SET TASK
Find how many lines in the material hold the word "letter", then state that number and nothing more.
──────────────────────────────
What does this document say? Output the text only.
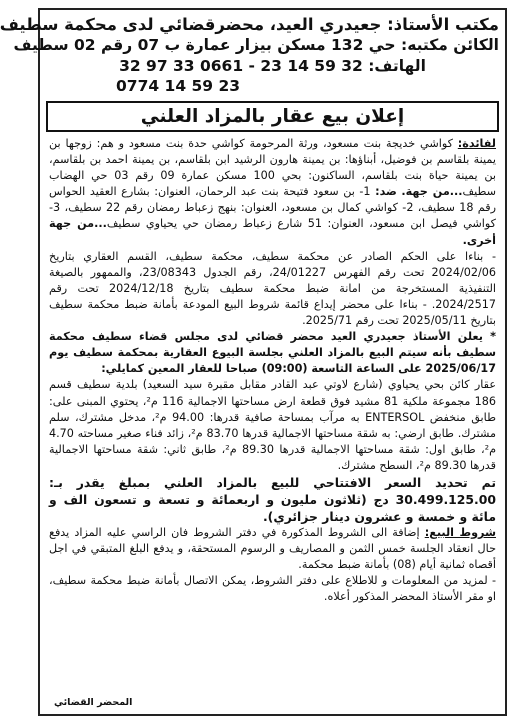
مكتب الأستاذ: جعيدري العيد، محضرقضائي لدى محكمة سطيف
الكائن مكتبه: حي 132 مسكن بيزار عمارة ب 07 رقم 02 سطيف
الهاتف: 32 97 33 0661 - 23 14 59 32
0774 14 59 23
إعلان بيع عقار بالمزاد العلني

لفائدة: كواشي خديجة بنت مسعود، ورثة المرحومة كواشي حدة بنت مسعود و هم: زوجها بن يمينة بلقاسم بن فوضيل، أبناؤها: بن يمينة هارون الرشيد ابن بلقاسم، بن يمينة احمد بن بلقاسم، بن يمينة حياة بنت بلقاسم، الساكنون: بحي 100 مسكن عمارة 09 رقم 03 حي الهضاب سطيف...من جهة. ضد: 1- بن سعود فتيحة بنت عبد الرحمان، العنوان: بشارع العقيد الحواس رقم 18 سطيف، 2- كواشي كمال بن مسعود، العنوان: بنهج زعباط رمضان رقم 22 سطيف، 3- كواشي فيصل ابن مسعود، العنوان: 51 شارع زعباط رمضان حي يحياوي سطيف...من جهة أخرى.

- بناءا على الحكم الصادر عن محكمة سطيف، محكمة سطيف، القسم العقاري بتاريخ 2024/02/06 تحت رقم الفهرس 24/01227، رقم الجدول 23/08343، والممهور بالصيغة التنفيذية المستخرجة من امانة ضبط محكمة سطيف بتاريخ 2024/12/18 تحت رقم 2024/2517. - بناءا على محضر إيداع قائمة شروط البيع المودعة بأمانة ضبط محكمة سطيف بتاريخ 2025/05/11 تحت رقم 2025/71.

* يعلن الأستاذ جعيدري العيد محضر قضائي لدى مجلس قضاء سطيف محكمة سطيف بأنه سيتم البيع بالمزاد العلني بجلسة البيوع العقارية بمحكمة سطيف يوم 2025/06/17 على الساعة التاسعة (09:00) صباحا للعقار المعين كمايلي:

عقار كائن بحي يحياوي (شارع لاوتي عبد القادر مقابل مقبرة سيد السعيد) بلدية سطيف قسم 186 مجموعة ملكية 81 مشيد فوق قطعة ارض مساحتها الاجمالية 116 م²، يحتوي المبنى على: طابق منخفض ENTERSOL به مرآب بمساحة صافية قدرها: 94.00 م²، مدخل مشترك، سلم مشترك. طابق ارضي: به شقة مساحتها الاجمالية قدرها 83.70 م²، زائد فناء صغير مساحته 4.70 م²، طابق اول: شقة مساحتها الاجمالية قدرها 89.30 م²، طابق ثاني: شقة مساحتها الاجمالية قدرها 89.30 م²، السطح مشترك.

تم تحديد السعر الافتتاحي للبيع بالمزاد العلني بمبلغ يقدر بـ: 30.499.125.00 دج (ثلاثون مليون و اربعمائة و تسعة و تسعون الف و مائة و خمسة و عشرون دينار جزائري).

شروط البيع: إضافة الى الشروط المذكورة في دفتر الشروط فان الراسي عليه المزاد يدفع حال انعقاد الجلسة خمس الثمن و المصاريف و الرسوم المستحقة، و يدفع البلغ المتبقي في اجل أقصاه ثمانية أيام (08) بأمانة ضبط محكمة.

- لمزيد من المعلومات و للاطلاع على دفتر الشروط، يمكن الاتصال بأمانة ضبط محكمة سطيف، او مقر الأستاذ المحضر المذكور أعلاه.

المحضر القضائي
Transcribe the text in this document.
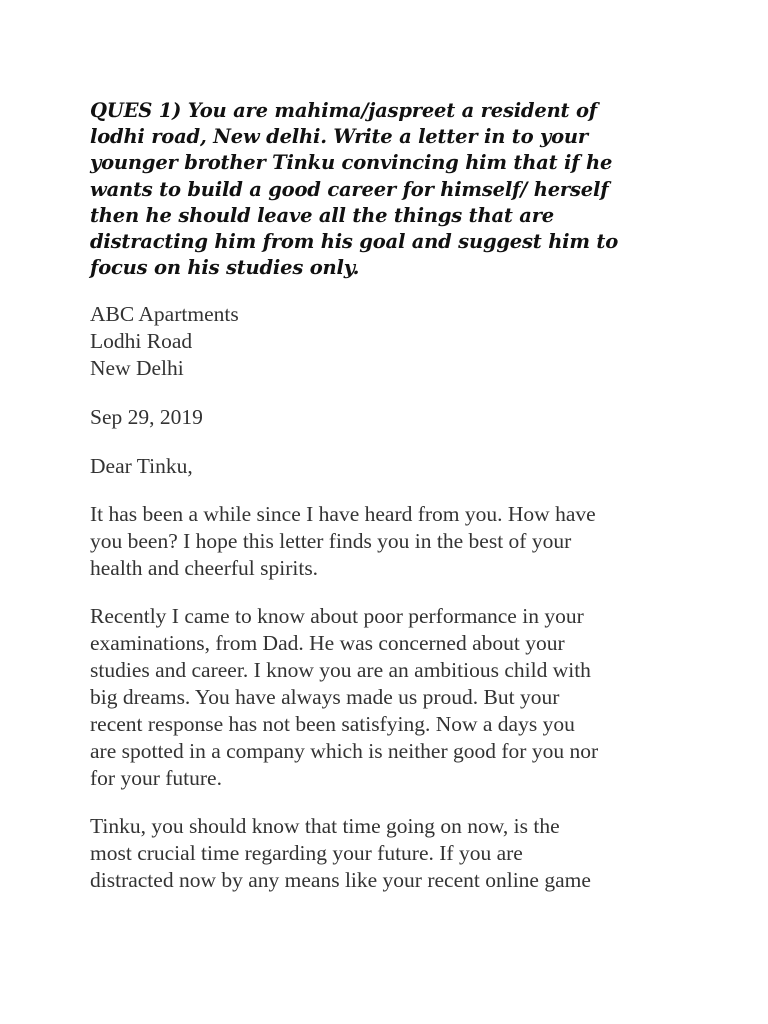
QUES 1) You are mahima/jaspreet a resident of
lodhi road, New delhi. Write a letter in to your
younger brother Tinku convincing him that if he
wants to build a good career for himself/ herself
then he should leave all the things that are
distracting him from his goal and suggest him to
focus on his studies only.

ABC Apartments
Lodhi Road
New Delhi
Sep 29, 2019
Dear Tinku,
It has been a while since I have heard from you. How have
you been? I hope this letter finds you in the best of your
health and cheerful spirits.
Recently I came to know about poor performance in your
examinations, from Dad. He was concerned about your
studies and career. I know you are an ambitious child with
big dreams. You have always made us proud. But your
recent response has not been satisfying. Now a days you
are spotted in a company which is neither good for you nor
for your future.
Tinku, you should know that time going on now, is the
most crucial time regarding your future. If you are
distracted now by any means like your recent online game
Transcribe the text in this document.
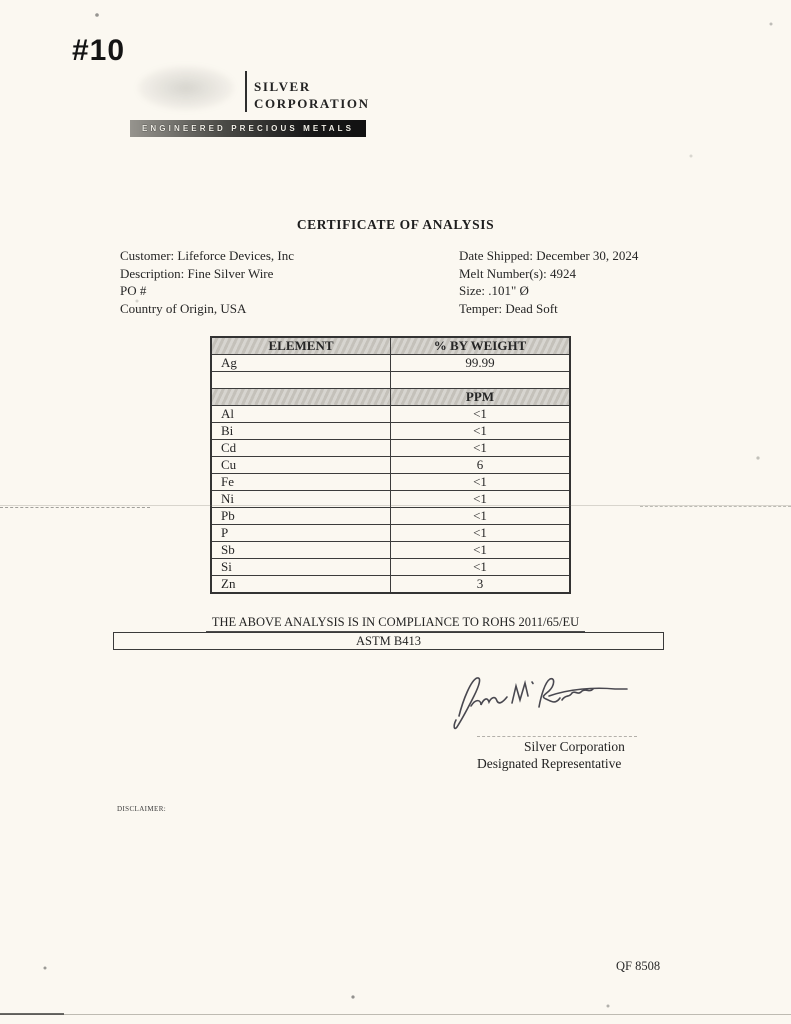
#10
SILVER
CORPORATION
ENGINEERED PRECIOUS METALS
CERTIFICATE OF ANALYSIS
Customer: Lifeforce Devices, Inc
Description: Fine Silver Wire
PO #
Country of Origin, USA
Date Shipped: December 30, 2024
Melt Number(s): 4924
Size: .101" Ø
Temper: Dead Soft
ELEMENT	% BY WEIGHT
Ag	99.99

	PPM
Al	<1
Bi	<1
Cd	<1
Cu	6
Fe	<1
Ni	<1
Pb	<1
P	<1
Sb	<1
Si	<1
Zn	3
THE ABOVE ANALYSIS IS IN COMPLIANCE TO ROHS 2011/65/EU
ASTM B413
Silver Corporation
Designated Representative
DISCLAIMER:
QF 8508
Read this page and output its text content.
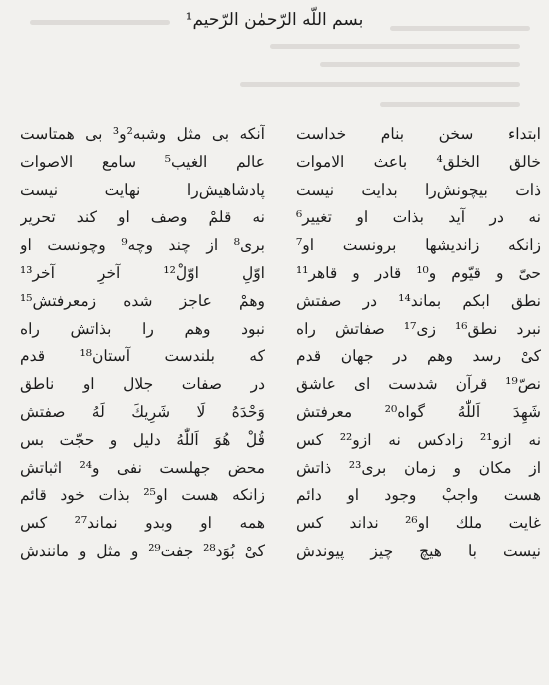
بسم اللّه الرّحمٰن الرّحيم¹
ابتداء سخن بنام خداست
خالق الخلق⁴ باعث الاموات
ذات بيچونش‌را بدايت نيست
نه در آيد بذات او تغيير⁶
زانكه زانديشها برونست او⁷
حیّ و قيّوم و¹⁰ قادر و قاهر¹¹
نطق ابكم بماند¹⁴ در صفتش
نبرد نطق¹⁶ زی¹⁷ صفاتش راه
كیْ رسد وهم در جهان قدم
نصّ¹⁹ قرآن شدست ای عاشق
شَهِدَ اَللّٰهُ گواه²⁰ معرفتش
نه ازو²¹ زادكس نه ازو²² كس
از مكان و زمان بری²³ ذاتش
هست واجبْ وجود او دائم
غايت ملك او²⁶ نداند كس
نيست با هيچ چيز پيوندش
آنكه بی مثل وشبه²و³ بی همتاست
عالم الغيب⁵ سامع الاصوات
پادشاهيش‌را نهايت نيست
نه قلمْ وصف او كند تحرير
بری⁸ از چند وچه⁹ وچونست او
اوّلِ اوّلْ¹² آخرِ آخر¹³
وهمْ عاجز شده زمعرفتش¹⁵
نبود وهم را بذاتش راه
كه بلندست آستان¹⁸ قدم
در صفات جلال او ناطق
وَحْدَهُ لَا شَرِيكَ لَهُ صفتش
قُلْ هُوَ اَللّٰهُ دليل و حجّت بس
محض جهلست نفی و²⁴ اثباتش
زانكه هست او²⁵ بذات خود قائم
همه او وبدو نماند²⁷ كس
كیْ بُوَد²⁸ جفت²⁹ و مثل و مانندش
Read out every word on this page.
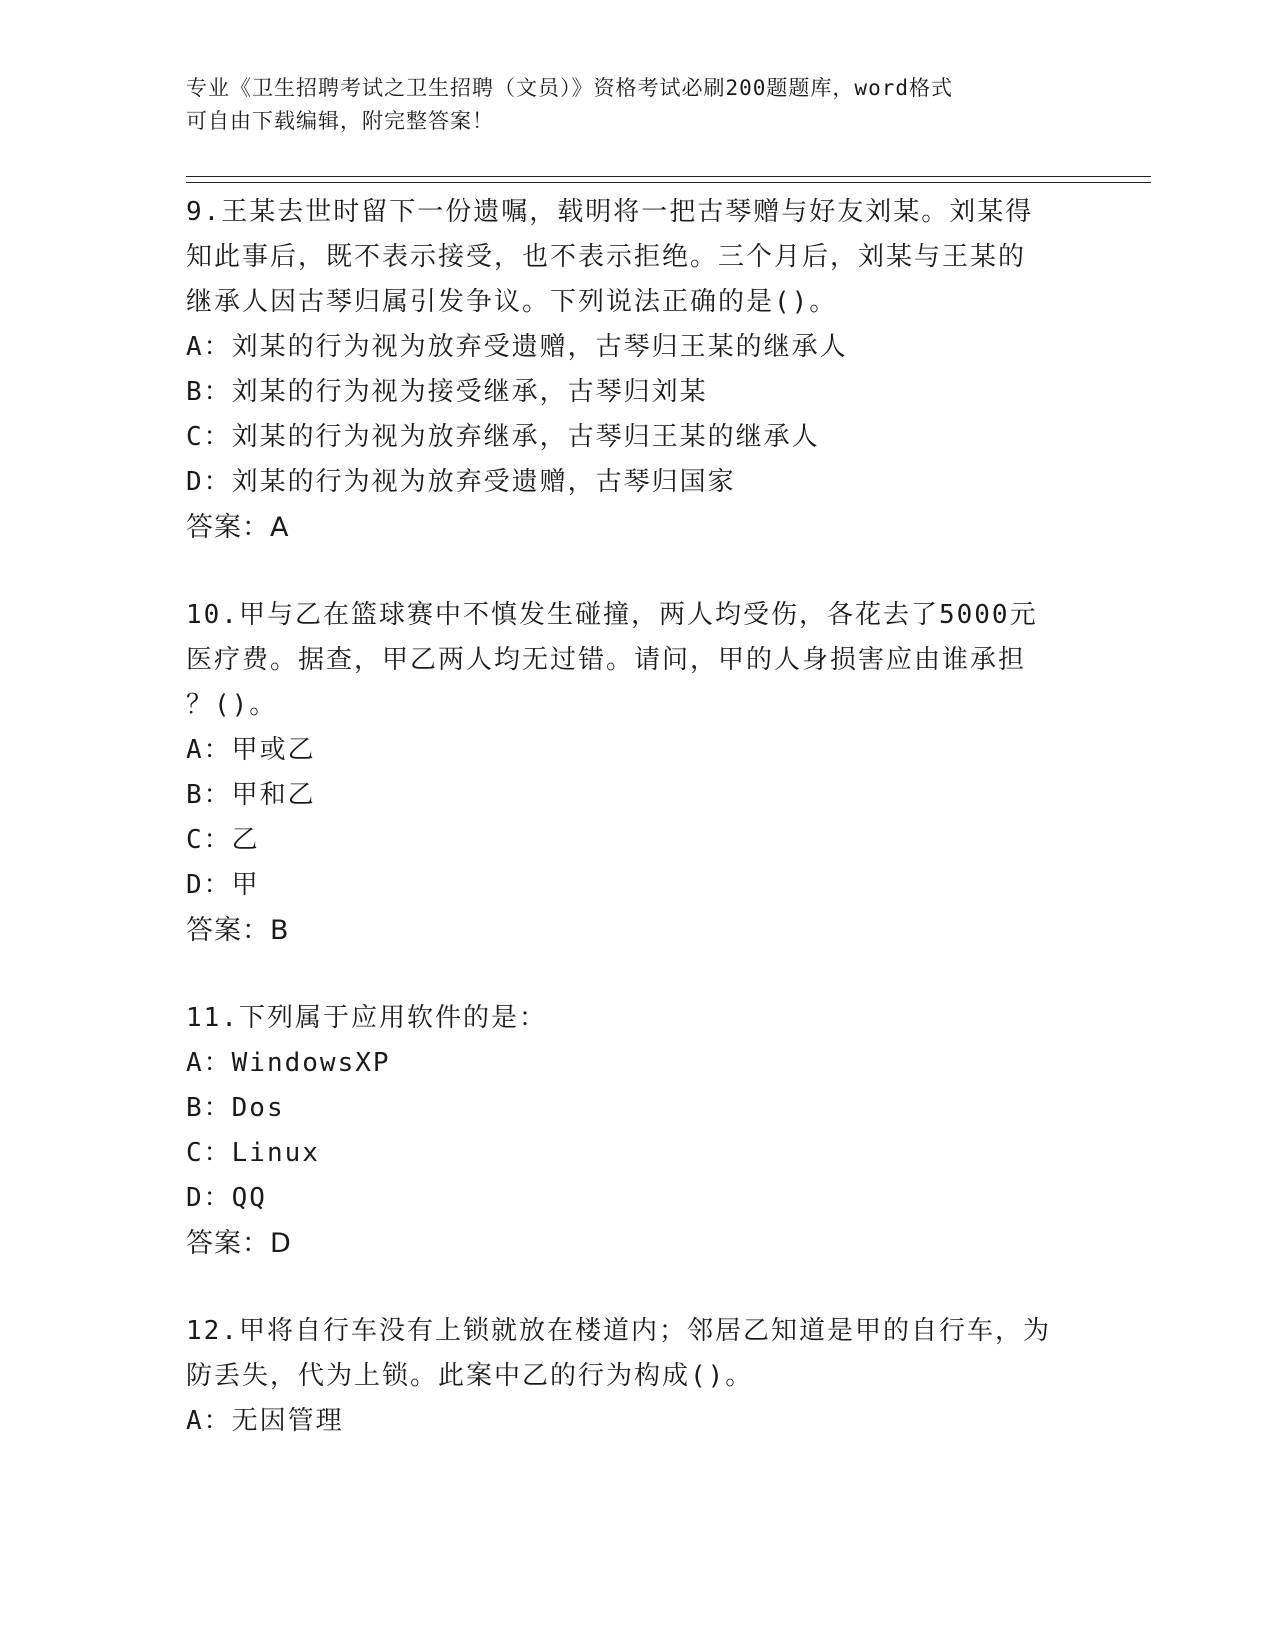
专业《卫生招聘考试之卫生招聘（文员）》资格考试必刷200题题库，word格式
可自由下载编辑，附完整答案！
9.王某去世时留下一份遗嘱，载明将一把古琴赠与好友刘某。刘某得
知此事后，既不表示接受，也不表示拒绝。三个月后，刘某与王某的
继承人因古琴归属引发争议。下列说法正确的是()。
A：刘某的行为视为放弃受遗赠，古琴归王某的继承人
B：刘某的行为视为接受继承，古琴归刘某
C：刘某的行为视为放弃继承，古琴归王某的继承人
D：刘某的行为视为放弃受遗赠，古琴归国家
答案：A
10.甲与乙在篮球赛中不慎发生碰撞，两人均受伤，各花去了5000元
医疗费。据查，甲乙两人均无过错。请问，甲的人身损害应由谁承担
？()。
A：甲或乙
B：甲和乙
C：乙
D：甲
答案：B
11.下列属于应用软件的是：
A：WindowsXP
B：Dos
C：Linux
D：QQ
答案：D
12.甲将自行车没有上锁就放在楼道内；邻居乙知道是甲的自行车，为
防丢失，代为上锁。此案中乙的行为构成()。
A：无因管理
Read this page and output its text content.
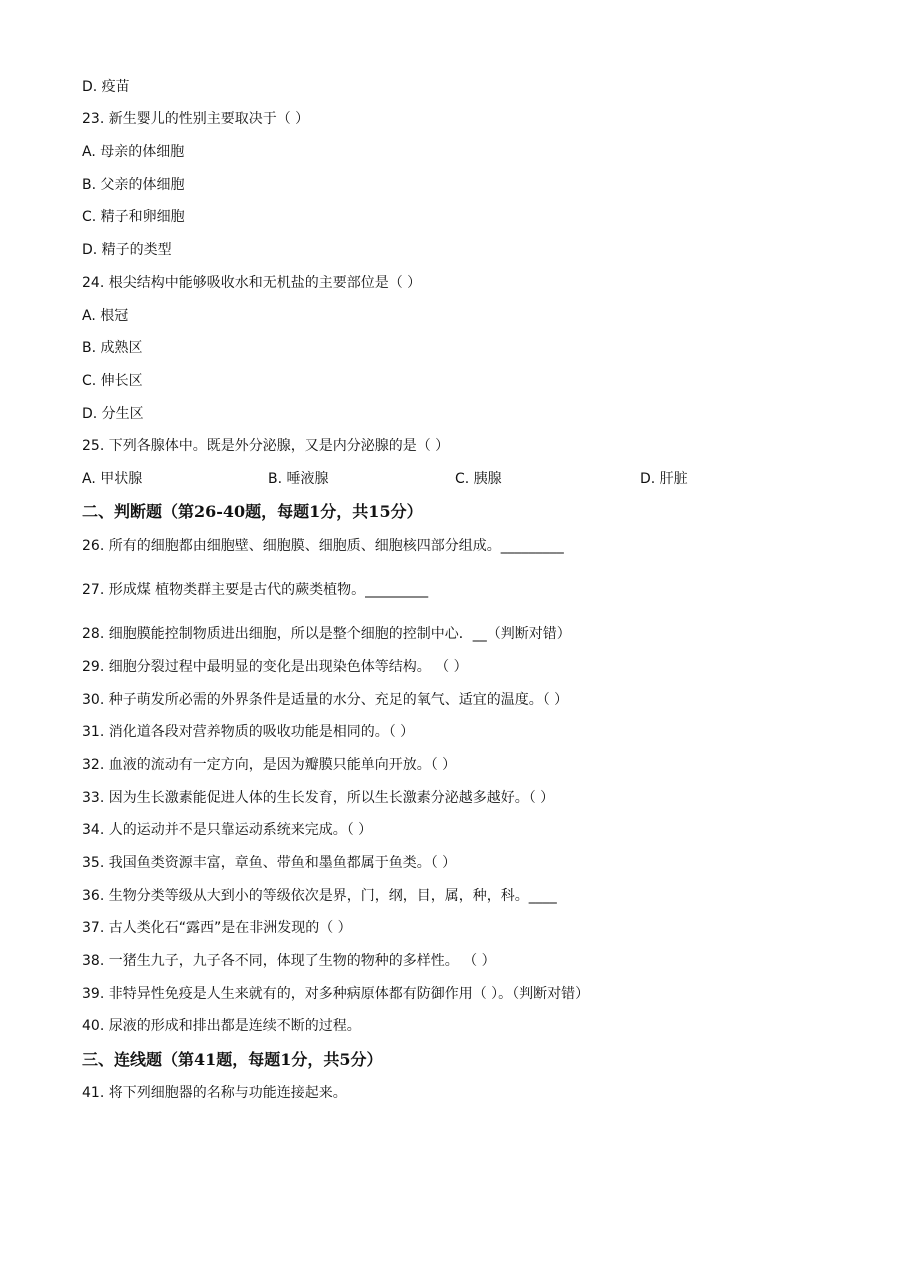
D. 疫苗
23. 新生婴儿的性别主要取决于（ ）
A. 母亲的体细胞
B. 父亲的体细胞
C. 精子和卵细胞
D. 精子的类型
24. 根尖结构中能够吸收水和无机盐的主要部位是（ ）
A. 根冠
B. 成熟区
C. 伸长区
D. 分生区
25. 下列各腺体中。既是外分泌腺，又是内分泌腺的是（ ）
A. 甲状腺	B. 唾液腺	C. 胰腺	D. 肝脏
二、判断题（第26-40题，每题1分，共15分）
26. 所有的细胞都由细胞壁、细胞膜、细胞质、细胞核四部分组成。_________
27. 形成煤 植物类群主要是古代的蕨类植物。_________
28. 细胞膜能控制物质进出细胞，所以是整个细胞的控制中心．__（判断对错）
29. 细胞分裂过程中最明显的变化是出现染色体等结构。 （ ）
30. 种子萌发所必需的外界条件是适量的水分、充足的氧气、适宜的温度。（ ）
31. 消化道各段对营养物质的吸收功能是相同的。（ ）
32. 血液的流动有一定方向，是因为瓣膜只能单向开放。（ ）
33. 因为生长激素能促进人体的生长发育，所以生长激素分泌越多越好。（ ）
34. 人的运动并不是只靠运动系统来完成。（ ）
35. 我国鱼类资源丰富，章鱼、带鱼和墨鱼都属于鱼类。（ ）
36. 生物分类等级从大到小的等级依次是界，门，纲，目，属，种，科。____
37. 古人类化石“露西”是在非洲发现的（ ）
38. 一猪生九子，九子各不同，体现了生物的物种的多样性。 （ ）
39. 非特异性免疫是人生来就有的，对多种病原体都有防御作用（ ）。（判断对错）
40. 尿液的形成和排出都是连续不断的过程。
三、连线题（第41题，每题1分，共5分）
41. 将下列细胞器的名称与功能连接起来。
──────────────────────────────
SOLUTION
2